PROVIDED DATA
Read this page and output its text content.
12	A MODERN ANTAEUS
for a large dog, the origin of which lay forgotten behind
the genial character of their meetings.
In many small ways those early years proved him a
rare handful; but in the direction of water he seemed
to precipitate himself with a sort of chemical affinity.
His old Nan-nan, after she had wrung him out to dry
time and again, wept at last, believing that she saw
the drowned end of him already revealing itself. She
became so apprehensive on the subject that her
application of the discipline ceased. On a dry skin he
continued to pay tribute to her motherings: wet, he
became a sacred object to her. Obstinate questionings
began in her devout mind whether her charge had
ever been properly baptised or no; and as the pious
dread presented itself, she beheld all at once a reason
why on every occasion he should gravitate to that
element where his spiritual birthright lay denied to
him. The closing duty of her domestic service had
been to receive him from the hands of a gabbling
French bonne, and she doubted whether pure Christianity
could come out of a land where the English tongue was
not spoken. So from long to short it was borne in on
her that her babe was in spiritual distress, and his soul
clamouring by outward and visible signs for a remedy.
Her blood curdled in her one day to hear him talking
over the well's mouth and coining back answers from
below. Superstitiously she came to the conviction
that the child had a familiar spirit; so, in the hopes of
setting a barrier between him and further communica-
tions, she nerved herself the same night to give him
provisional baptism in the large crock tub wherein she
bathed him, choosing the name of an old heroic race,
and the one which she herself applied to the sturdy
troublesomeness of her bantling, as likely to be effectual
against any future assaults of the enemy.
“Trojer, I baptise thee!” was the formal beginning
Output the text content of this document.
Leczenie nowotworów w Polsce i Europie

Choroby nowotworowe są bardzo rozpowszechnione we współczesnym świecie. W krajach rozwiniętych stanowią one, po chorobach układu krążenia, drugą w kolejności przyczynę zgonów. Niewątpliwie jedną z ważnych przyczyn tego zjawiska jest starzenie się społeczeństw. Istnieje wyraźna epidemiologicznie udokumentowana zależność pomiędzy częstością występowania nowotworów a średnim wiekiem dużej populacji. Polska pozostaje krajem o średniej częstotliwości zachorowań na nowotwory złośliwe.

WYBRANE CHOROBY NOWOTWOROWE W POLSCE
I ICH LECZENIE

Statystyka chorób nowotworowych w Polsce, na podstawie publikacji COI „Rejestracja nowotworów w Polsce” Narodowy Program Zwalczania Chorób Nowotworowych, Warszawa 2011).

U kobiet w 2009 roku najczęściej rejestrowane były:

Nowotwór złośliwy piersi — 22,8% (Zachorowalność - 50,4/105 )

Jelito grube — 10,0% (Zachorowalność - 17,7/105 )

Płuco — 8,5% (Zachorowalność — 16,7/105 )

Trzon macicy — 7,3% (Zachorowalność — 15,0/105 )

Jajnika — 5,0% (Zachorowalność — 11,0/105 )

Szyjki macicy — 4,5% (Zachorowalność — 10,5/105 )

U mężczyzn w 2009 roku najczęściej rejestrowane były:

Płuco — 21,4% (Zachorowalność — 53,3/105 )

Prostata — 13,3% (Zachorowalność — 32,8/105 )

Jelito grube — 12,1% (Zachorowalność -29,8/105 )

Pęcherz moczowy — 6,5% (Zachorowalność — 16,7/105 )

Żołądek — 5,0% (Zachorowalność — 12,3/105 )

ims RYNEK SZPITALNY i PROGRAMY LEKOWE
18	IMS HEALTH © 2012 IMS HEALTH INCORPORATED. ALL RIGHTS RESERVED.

DO THIS
Reproduce the complete data exactly as presented above.

RESPONSE TO THIS TASK
Read this page and output its text content.
12	A MODERN ANTAEUS
for a large dog, the origin of which lay forgotten behind
the genial character of their meetings.
In many small ways those early years proved him a
rare handful; but in the direction of water he seemed
to precipitate himself with a sort of chemical affinity.
His old Nan-nan, after she had wrung him out to dry
time and again, wept at last, believing that she saw
the drowned end of him already revealing itself. She
became so apprehensive on the subject that her
application of the discipline ceased. On a dry skin he
continued to pay tribute to her motherings: wet, he
became a sacred object to her. Obstinate questionings
began in her devout mind whether her charge had
ever been properly baptised or no; and as the pious
dread presented itself, she beheld all at once a reason
why on every occasion he should gravitate to that
element where his spiritual birthright lay denied to
him. The closing duty of her domestic service had
been to receive him from the hands of a gabbling
French bonne, and she doubted whether pure Christianity
could come out of a land where the English tongue was
not spoken. So from long to short it was borne in on
her that her babe was in spiritual distress, and his soul
clamouring by outward and visible signs for a remedy.
Her blood curdled in her one day to hear him talking
over the well's mouth and coining back answers from
below. Superstitiously she came to the conviction
that the child had a familiar spirit; so, in the hopes of
setting a barrier between him and further communica-
tions, she nerved herself the same night to give him
provisional baptism in the large crock tub wherein she
bathed him, choosing the name of an old heroic race,
and the one which she herself applied to the sturdy
troublesomeness of her bantling, as likely to be effectual
against any future assaults of the enemy.
“Trojer, I baptise thee!” was the formal beginning
Output the text content of this document.
Leczenie nowotworów w Polsce i Europie

Choroby nowotworowe są bardzo rozpowszechnione we współczesnym świecie. W krajach rozwiniętych stanowią one, po chorobach układu krążenia, drugą w kolejności przyczynę zgonów. Niewątpliwie jedną z ważnych przyczyn tego zjawiska jest starzenie się społeczeństw. Istnieje wyraźna epidemiologicznie udokumentowana zależność pomiędzy częstością występowania nowotworów a średnim wiekiem dużej populacji. Polska pozostaje krajem o średniej częstotliwości zachorowań na nowotwory złośliwe.

WYBRANE CHOROBY NOWOTWOROWE W POLSCE
I ICH LECZENIE

Statystyka chorób nowotworowych w Polsce, na podstawie publikacji COI „Rejestracja nowotworów w Polsce” Narodowy Program Zwalczania Chorób Nowotworowych, Warszawa 2011).

U kobiet w 2009 roku najczęściej rejestrowane były:

Nowotwór złośliwy piersi — 22,8% (Zachorowalność - 50,4/105 )

Jelito grube — 10,0% (Zachorowalność - 17,7/105 )

Płuco — 8,5% (Zachorowalność — 16,7/105 )

Trzon macicy — 7,3% (Zachorowalność — 15,0/105 )

Jajnika — 5,0% (Zachorowalność — 11,0/105 )

Szyjki macicy — 4,5% (Zachorowalność — 10,5/105 )

U mężczyzn w 2009 roku najczęściej rejestrowane były:

Płuco — 21,4% (Zachorowalność — 53,3/105 )

Prostata — 13,3% (Zachorowalność — 32,8/105 )

Jelito grube — 12,1% (Zachorowalność -29,8/105 )

Pęcherz moczowy — 6,5% (Zachorowalność — 16,7/105 )

Żołądek — 5,0% (Zachorowalność — 12,3/105 )

ims RYNEK SZPITALNY i PROGRAMY LEKOWE
18	IMS HEALTH © 2012 IMS HEALTH INCORPORATED. ALL RIGHTS RESERVED.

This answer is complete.